*AVAILABLE DATA*.
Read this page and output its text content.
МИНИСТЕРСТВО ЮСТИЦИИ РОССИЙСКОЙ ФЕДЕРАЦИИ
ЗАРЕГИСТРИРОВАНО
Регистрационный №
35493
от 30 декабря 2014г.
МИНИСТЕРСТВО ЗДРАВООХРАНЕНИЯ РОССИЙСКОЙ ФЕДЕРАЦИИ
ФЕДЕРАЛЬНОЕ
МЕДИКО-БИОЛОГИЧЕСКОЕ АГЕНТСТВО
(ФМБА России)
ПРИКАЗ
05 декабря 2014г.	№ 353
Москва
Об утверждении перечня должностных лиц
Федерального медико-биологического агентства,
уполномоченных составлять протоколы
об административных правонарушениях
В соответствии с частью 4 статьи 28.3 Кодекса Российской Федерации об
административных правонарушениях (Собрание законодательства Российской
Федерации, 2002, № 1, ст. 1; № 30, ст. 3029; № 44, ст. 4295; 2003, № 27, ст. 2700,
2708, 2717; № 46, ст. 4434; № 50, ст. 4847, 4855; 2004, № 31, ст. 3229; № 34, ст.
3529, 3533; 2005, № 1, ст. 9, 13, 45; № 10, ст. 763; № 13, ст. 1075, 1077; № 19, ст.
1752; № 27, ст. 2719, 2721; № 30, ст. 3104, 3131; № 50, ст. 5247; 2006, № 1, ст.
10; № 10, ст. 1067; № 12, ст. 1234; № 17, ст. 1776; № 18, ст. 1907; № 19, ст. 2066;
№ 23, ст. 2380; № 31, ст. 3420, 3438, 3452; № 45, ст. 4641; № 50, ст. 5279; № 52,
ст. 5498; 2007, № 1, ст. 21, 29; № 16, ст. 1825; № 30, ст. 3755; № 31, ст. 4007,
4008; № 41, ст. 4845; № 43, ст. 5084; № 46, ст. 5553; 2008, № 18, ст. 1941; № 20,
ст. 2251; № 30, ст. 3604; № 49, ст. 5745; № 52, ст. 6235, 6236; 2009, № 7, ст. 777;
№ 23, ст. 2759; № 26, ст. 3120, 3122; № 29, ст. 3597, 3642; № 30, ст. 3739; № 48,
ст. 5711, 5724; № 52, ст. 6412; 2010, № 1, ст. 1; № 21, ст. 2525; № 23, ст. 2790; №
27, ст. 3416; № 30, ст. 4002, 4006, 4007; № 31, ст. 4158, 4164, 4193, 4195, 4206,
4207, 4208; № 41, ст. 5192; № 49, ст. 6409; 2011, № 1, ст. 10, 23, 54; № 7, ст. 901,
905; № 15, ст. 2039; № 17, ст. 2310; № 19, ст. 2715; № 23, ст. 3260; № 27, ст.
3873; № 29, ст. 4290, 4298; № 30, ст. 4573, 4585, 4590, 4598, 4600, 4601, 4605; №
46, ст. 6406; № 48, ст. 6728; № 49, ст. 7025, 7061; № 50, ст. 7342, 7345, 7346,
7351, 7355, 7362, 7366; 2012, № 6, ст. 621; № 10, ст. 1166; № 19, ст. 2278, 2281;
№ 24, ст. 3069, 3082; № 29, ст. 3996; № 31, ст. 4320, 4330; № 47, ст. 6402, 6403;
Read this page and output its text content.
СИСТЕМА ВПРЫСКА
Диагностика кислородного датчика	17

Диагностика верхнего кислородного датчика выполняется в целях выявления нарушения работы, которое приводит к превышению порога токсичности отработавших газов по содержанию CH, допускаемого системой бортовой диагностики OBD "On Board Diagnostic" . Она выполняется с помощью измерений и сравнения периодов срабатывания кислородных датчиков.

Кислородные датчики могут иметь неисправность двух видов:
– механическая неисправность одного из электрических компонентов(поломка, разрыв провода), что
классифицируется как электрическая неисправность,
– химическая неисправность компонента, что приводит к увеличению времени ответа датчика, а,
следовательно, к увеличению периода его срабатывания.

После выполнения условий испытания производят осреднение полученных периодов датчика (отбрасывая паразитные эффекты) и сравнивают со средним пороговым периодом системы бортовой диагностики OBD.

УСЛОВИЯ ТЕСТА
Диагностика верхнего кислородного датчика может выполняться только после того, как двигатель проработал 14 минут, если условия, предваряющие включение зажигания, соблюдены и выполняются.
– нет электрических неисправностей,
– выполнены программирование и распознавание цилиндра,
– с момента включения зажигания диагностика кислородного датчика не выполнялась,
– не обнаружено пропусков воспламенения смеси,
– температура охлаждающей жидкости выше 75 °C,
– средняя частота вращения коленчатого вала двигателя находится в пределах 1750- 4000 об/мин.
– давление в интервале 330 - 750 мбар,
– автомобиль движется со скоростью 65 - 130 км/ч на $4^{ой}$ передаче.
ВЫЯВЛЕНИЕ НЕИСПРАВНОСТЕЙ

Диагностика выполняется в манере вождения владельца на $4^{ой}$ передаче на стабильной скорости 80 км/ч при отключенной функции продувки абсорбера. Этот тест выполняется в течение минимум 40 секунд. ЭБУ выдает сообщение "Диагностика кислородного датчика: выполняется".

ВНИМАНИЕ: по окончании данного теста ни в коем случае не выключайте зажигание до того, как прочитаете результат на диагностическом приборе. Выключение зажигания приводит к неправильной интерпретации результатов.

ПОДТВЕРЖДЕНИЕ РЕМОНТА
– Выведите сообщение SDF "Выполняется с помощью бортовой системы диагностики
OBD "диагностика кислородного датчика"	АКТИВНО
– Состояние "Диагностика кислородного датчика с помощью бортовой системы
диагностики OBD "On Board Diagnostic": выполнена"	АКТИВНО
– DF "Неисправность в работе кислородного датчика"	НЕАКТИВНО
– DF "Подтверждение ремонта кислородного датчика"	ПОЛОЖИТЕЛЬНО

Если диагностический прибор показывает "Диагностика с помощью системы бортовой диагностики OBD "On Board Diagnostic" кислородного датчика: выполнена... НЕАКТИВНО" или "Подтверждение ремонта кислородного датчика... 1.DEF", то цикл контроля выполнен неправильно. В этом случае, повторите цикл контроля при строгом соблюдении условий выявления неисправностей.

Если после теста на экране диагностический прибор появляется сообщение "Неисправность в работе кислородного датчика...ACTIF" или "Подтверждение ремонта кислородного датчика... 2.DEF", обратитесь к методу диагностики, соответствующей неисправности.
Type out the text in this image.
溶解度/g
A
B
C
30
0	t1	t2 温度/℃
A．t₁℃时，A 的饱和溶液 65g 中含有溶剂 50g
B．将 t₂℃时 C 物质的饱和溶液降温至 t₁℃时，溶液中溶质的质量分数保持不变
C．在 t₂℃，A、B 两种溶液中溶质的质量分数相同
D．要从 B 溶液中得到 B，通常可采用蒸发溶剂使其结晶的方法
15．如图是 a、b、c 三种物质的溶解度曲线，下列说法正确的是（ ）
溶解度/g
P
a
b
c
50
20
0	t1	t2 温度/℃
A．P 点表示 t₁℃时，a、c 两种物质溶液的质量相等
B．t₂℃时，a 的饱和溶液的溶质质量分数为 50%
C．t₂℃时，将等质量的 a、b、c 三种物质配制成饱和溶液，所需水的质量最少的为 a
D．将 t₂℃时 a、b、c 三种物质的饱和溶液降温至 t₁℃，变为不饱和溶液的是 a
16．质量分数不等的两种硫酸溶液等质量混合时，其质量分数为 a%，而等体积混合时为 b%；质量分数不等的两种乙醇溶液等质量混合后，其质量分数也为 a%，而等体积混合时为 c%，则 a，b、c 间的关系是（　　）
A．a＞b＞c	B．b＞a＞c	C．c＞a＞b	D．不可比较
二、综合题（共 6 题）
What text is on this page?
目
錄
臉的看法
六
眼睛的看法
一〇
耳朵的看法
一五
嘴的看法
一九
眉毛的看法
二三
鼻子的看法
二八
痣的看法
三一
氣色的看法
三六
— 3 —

*REQUIRED TASK*. Copy every line from the records above that contains the word "правонарушениях".

*TASK SOLUTION*.
об административных правонарушениях
административных правонарушениях (Собрание законодательства Российской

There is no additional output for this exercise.